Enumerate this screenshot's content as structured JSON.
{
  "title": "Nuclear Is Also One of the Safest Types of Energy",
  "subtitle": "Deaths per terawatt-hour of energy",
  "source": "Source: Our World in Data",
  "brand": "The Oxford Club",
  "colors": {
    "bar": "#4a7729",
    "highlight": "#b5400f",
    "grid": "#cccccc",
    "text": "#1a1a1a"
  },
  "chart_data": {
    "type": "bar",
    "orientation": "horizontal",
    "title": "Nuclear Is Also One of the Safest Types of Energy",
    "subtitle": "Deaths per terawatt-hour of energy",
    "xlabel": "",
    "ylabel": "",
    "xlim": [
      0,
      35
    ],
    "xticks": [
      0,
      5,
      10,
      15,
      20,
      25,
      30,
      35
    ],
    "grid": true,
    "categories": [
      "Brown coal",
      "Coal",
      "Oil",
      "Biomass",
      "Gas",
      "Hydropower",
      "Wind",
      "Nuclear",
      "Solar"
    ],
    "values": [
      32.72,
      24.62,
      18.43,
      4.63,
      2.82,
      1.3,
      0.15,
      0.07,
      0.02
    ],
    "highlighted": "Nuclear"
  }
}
===
Exercise brief: Find the lines holding "Types" and list every one.

Answer for this exercise:
  "title": "Nuclear Is Also One of the Safest Types of Energy",
    "title": "Nuclear Is Also One of the Safest Types of Energy",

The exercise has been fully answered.